» SOURCE EXCERPT
Davis Men's Crew Club
- Location: Curt Rocca Boathouse, Port of Sacramento, California
- Home water: Port of Sacramento
- Founded: 1977
- University: University of California, Davis
- Affiliations: Western Intercollegiate Rowing Association
- Website: ucdmensrowing.org

= Davis Men's Crew Club =

The Davis Men's Crew Club is a collegiate sports club representing the University of California, Davis in rowing. As a non-funded team, it is a member of the Western Intercollegiate Rowing Association (WIRA), whose participants are mostly of non-Pac-10 schools on the West Coast. Nationwide, the team is one of the most successful collegiate rowing club programs in the United States, making periodic appearances in the Intercollegiate Rowing Association national championships, the Eastern College Athletic Conference and, more recently, the American Collegiate Rowing Association national championships. Notable alumni include Seth Weil (Class of 2011), who rowed in the USA men's coxless four at the 2016 Rio Olympics and who holds two world rowing championship first place titles in the men's four; as well as Carlo Facchino (Class of 1996) who has a place in the Guinness Book of World Records for the fastest Pacific Ocean crossing from Monterey, CA to Honolulu, Hawaii with a time of 39 days, 9 hours and 56 minutes.

==History==
Founded in 1977, the Davis Men's Crew Club was established under the guidance of Rich Sundquist, a former oarsman from the University of California, Santa Barbara. In 1980, the crew received its first own racing shell, a wooden sweep eight, cut in half and driven from the East Coast on top of a van. In 1993, the crew completed the Curt Rocca Boathouse to replace a smaller boathouse built earlier. The boathouse is still used today, shared with the UC Davis women's rowing team, and located in the Port of Sacramento.

==Organization==
As a registered university student organization, the team's operations and administrative decisions are managed by its student membership in cooperation with the UC Davis Intramural Sports and Sports Club Office. Council club officers vote on various decisions, from hiring coaches to managing team finances. As a club sport at UC Davis, the program receives minimal funding for a crew team. Most of the club's income comes from membership dues, fundraising, and alumni donations.

» TASK STATEMENT
Reproduce the Davis Men's Crew Club profile word for word, from start to finish. Rely only on the club profile for your answers.

» EXTRACTED DATA
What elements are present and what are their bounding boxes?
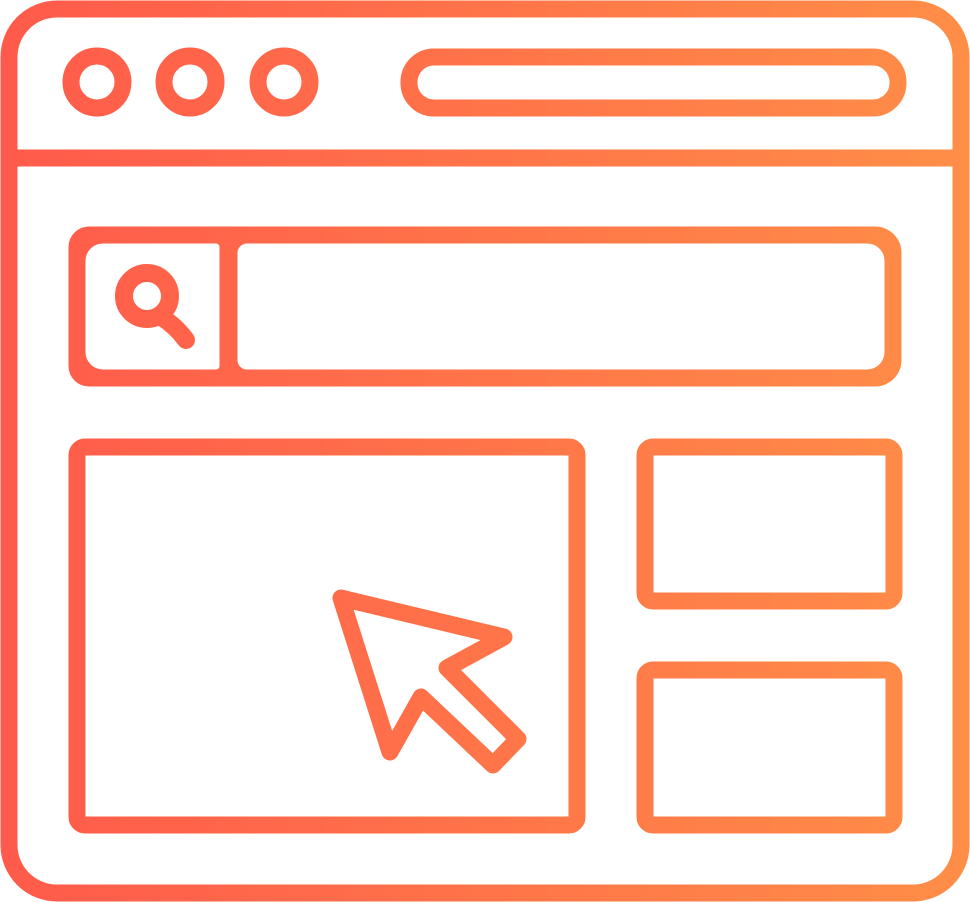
browser-window-icon	[0, 0, 970, 902]
maximize-dot[interactable]	[249, 47, 319, 117]
side-panel-bottom[interactable]	[636, 661, 903, 834]
cursor-arrow-icon	[332, 589, 527, 774]
close-dot[interactable]	[62, 47, 132, 117]
search-icon[interactable]	[115, 264, 195, 349]
search-input[interactable]	[220, 226, 902, 387]
minimize-dot[interactable]	[155, 47, 225, 117]
search-bar[interactable]	[68, 226, 902, 387]
search-button[interactable]	[68, 226, 237, 387]
side-panel-top[interactable]	[636, 438, 903, 610]
address-bar[interactable]	[400, 48, 907, 117]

» EXERCISE RESULT
Davis Men's Crew Club
- Location: Curt Rocca Boathouse, Port of Sacramento, California
- Home water: Port of Sacramento
- Founded: 1977
- University: University of California, Davis
- Affiliations: Western Intercollegiate Rowing Association
- Website: ucdmensrowing.org

= Davis Men's Crew Club =

The Davis Men's Crew Club is a collegiate sports club representing the University of California, Davis in rowing. As a non-funded team, it is a member of the Western Intercollegiate Rowing Association (WIRA), whose participants are mostly of non-Pac-10 schools on the West Coast. Nationwide, the team is one of the most successful collegiate rowing club programs in the United States, making periodic appearances in the Intercollegiate Rowing Association national championships, the Eastern College Athletic Conference and, more recently, the American Collegiate Rowing Association national championships. Notable alumni include Seth Weil (Class of 2011), who rowed in the USA men's coxless four at the 2016 Rio Olympics and who holds two world rowing championship first place titles in the men's four; as well as Carlo Facchino (Class of 1996) who has a place in the Guinness Book of World Records for the fastest Pacific Ocean crossing from Monterey, CA to Honolulu, Hawaii with a time of 39 days, 9 hours and 56 minutes.

==History==
Founded in 1977, the Davis Men's Crew Club was established under the guidance of Rich Sundquist, a former oarsman from the University of California, Santa Barbara. In 1980, the crew received its first own racing shell, a wooden sweep eight, cut in half and driven from the East Coast on top of a van. In 1993, the crew completed the Curt Rocca Boathouse to replace a smaller boathouse built earlier. The boathouse is still used today, shared with the UC Davis women's rowing team, and located in the Port of Sacramento.

==Organization==
As a registered university student organization, the team's operations and administrative decisions are managed by its student membership in cooperation with the UC Davis Intramural Sports and Sports Club Office. Council club officers vote on various decisions, from hiring coaches to managing team finances. As a club sport at UC Davis, the program receives minimal funding for a crew team. Most of the club's income comes from membership dues, fundraising, and alumni donations.